-- BEGIN Records to use --
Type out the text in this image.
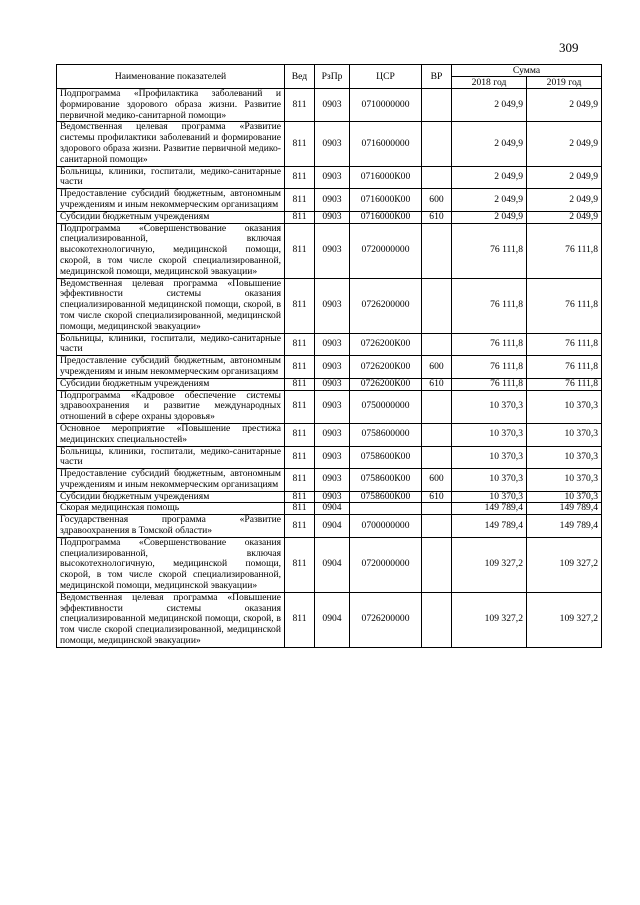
309
Наименование показателей	Вед	РзПр	ЦСР	ВР	Сумма	
					2018 год	2019 год
Подпрограмма «Профилактика заболеваний и формирование здорового образа жизни. Развитие первичной медико-санитарной помощи»	811	0903	0710000000		2 049,9	2 049,9
Ведомственная целевая программа «Развитие системы профилактики заболеваний и формирование здорового образа жизни. Развитие первичной медико-санитарной помощи»	811	0903	0716000000		2 049,9	2 049,9
Больницы, клиники, госпитали, медико-санитарные части	811	0903	0716000К00		2 049,9	2 049,9
Предоставление субсидий бюджетным, автономным учреждениям и иным некоммерческим организациям	811	0903	0716000К00	600	2 049,9	2 049,9
Субсидии бюджетным учреждениям	811	0903	0716000К00	610	2 049,9	2 049,9
Подпрограмма «Совершенствование оказания специализированной, включая высокотехнологичную, медицинской помощи, скорой, в том числе скорой специализированной, медицинской помощи, медицинской эвакуации»	811	0903	0720000000		76 111,8	76 111,8
Ведомственная целевая программа «Повышение эффективности системы оказания специализированной медицинской помощи, скорой, в том числе скорой специализированной, медицинской помощи, медицинской эвакуации»	811	0903	0726200000		76 111,8	76 111,8
Больницы, клиники, госпитали, медико-санитарные части	811	0903	0726200К00		76 111,8	76 111,8
Предоставление субсидий бюджетным, автономным учреждениям и иным некоммерческим организациям	811	0903	0726200К00	600	76 111,8	76 111,8
Субсидии бюджетным учреждениям	811	0903	0726200К00	610	76 111,8	76 111,8
Подпрограмма «Кадровое обеспечение системы здравоохранения и развитие международных отношений в сфере охраны здоровья»	811	0903	0750000000		10 370,3	10 370,3
Основное мероприятие «Повышение престижа медицинских специальностей»	811	0903	0758600000		10 370,3	10 370,3
Больницы, клиники, госпитали, медико-санитарные части	811	0903	0758600К00		10 370,3	10 370,3
Предоставление субсидий бюджетным, автономным учреждениям и иным некоммерческим организациям	811	0903	0758600К00	600	10 370,3	10 370,3
Субсидии бюджетным учреждениям	811	0903	0758600К00	610	10 370,3	10 370,3
Скорая медицинская помощь	811	0904			149 789,4	149 789,4
Государственная программа «Развитие здравоохранения в Томской области»	811	0904	0700000000		149 789,4	149 789,4
Подпрограмма «Совершенствование оказания специализированной, включая высокотехнологичную, медицинской помощи, скорой, в том числе скорой специализированной, медицинской помощи, медицинской эвакуации»	811	0904	0720000000		109 327,2	109 327,2
Ведомственная целевая программа «Повышение эффективности системы оказания специализированной медицинской помощи, скорой, в том числе скорой специализированной, медицинской помощи, медицинской эвакуации»	811	0904	0726200000		109 327,2	109 327,2
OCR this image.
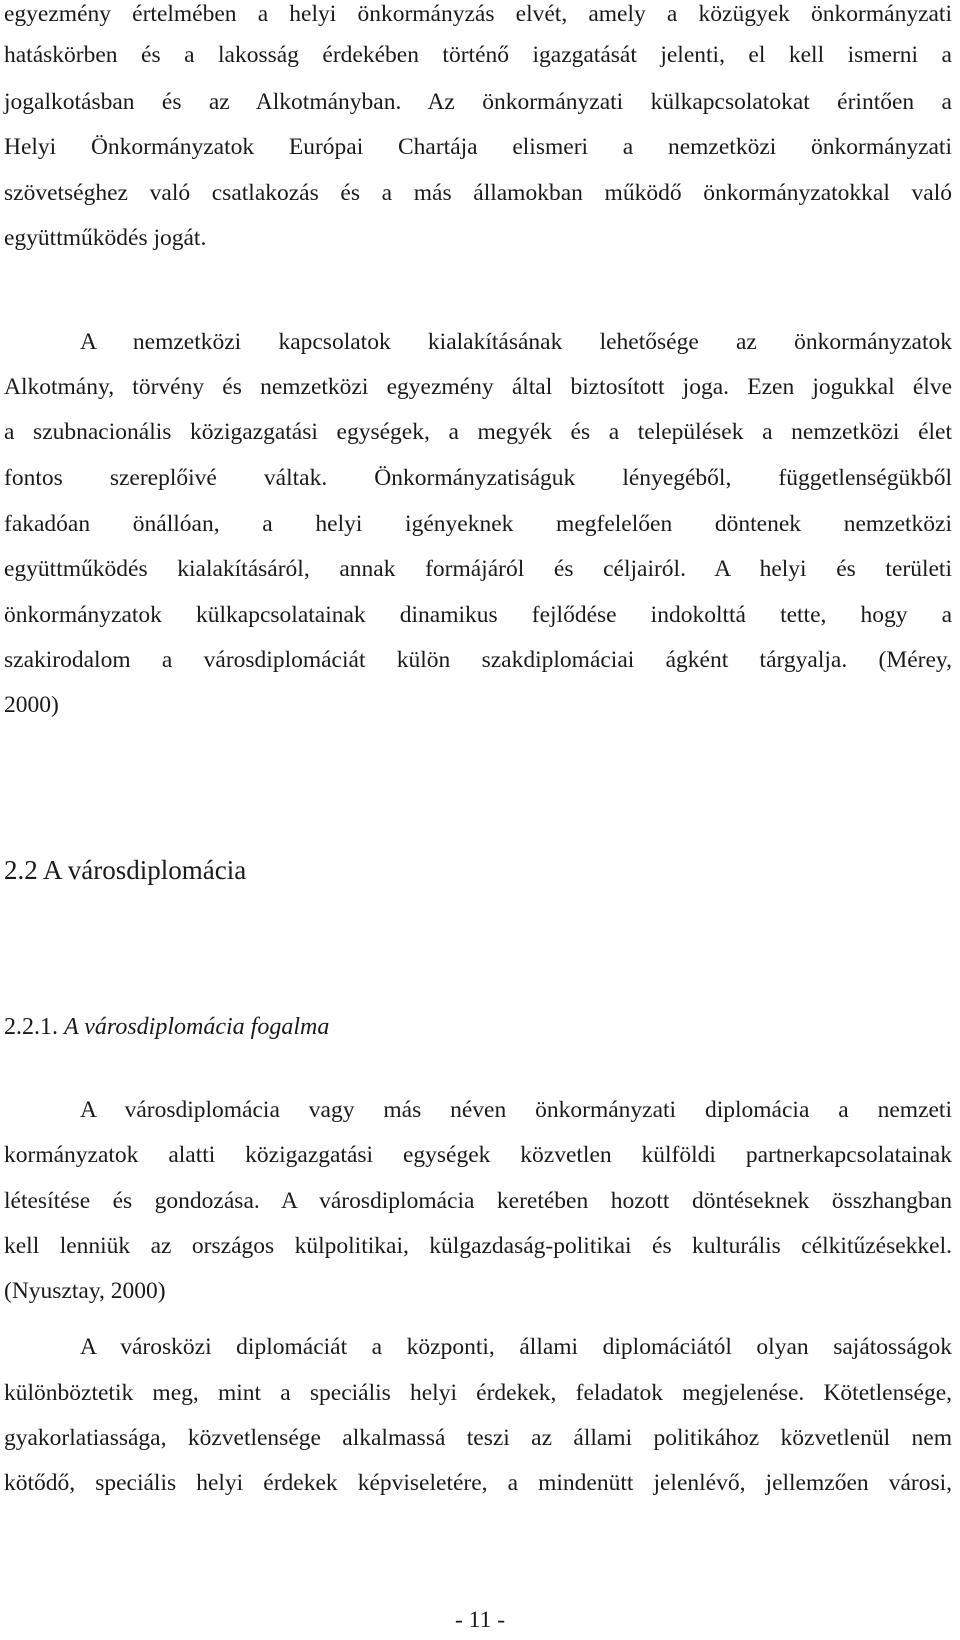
egyezmény értelmében a helyi önkormányzás elvét, amely a közügyek önkormányzati
hatáskörben és a lakosság érdekében történő igazgatását jelenti, el kell ismerni a
jogalkotásban és az Alkotmányban. Az önkormányzati külkapcsolatokat érintően a
Helyi Önkormányzatok Európai Chartája elismeri a nemzetközi önkormányzati
szövetséghez való csatlakozás és a más államokban működő önkormányzatokkal való
együttműködés jogát.
A nemzetközi kapcsolatok kialakításának lehetősége az önkormányzatok
Alkotmány, törvény és nemzetközi egyezmény által biztosított joga. Ezen jogukkal élve
a szubnacionális közigazgatási egységek, a megyék és a települések a nemzetközi élet
fontos szereplőivé váltak. Önkormányzatiságuk lényegéből, függetlenségükből
fakadóan önállóan, a helyi igényeknek megfelelően döntenek nemzetközi
együttműködés kialakításáról, annak formájáról és céljairól. A helyi és területi
önkormányzatok külkapcsolatainak dinamikus fejlődése indokolttá tette, hogy a
szakirodalom a városdiplomáciát külön szakdiplomáciai ágként tárgyalja. (Mérey,
2000)
2.2 A városdiplomácia
2.2.1. A városdiplomácia fogalma
A városdiplomácia vagy más néven önkormányzati diplomácia a nemzeti
kormányzatok alatti közigazgatási egységek közvetlen külföldi partnerkapcsolatainak
létesítése és gondozása. A városdiplomácia keretében hozott döntéseknek összhangban
kell lenniük az országos külpolitikai, külgazdaság-politikai és kulturális célkitűzésekkel.
(Nyusztay, 2000)
A városközi diplomáciát a központi, állami diplomáciától olyan sajátosságok
különböztetik meg, mint a speciális helyi érdekek, feladatok megjelenése. Kötetlensége,
gyakorlatiassága, közvetlensége alkalmassá teszi az állami politikához közvetlenül nem
kötődő, speciális helyi érdekek képviseletére, a mindenütt jelenlévő, jellemzően városi,
- 11 -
-- END Records to use --
Exercise instructions -> Repeat the material above word for word and skip every image in it.

Output ->
Type out the text in this image.
309
Наименование показателей	Вед	РзПр	ЦСР	ВР	Сумма	
					2018 год	2019 год
Подпрограмма «Профилактика заболеваний и формирование здорового образа жизни. Развитие первичной медико-санитарной помощи»	811	0903	0710000000		2 049,9	2 049,9
Ведомственная целевая программа «Развитие системы профилактики заболеваний и формирование здорового образа жизни. Развитие первичной медико-санитарной помощи»	811	0903	0716000000		2 049,9	2 049,9
Больницы, клиники, госпитали, медико-санитарные части	811	0903	0716000К00		2 049,9	2 049,9
Предоставление субсидий бюджетным, автономным учреждениям и иным некоммерческим организациям	811	0903	0716000К00	600	2 049,9	2 049,9
Субсидии бюджетным учреждениям	811	0903	0716000К00	610	2 049,9	2 049,9
Подпрограмма «Совершенствование оказания специализированной, включая высокотехнологичную, медицинской помощи, скорой, в том числе скорой специализированной, медицинской помощи, медицинской эвакуации»	811	0903	0720000000		76 111,8	76 111,8
Ведомственная целевая программа «Повышение эффективности системы оказания специализированной медицинской помощи, скорой, в том числе скорой специализированной, медицинской помощи, медицинской эвакуации»	811	0903	0726200000		76 111,8	76 111,8
Больницы, клиники, госпитали, медико-санитарные части	811	0903	0726200К00		76 111,8	76 111,8
Предоставление субсидий бюджетным, автономным учреждениям и иным некоммерческим организациям	811	0903	0726200К00	600	76 111,8	76 111,8
Субсидии бюджетным учреждениям	811	0903	0726200К00	610	76 111,8	76 111,8
Подпрограмма «Кадровое обеспечение системы здравоохранения и развитие международных отношений в сфере охраны здоровья»	811	0903	0750000000		10 370,3	10 370,3
Основное мероприятие «Повышение престижа медицинских специальностей»	811	0903	0758600000		10 370,3	10 370,3
Больницы, клиники, госпитали, медико-санитарные части	811	0903	0758600К00		10 370,3	10 370,3
Предоставление субсидий бюджетным, автономным учреждениям и иным некоммерческим организациям	811	0903	0758600К00	600	10 370,3	10 370,3
Субсидии бюджетным учреждениям	811	0903	0758600К00	610	10 370,3	10 370,3
Скорая медицинская помощь	811	0904			149 789,4	149 789,4
Государственная программа «Развитие здравоохранения в Томской области»	811	0904	0700000000		149 789,4	149 789,4
Подпрограмма «Совершенствование оказания специализированной, включая высокотехнологичную, медицинской помощи, скорой, в том числе скорой специализированной, медицинской помощи, медицинской эвакуации»	811	0904	0720000000		109 327,2	109 327,2
Ведомственная целевая программа «Повышение эффективности системы оказания специализированной медицинской помощи, скорой, в том числе скорой специализированной, медицинской помощи, медицинской эвакуации»	811	0904	0726200000		109 327,2	109 327,2
OCR this image.
egyezmény értelmében a helyi önkormányzás elvét, amely a közügyek önkormányzati
hatáskörben és a lakosság érdekében történő igazgatását jelenti, el kell ismerni a
jogalkotásban és az Alkotmányban. Az önkormányzati külkapcsolatokat érintően a
Helyi Önkormányzatok Európai Chartája elismeri a nemzetközi önkormányzati
szövetséghez való csatlakozás és a más államokban működő önkormányzatokkal való
együttműködés jogát.
A nemzetközi kapcsolatok kialakításának lehetősége az önkormányzatok
Alkotmány, törvény és nemzetközi egyezmény által biztosított joga. Ezen jogukkal élve
a szubnacionális közigazgatási egységek, a megyék és a települések a nemzetközi élet
fontos szereplőivé váltak. Önkormányzatiságuk lényegéből, függetlenségükből
fakadóan önállóan, a helyi igényeknek megfelelően döntenek nemzetközi
együttműködés kialakításáról, annak formájáról és céljairól. A helyi és területi
önkormányzatok külkapcsolatainak dinamikus fejlődése indokolttá tette, hogy a
szakirodalom a városdiplomáciát külön szakdiplomáciai ágként tárgyalja. (Mérey,
2000)
2.2 A városdiplomácia
2.2.1. A városdiplomácia fogalma
A városdiplomácia vagy más néven önkormányzati diplomácia a nemzeti
kormányzatok alatti közigazgatási egységek közvetlen külföldi partnerkapcsolatainak
létesítése és gondozása. A városdiplomácia keretében hozott döntéseknek összhangban
kell lenniük az országos külpolitikai, külgazdaság-politikai és kulturális célkitűzésekkel.
(Nyusztay, 2000)
A városközi diplomáciát a központi, állami diplomáciától olyan sajátosságok
különböztetik meg, mint a speciális helyi érdekek, feladatok megjelenése. Kötetlensége,
gyakorlatiassága, közvetlensége alkalmassá teszi az állami politikához közvetlenül nem
kötődő, speciális helyi érdekek képviseletére, a mindenütt jelenlévő, jellemzően városi,
- 11 -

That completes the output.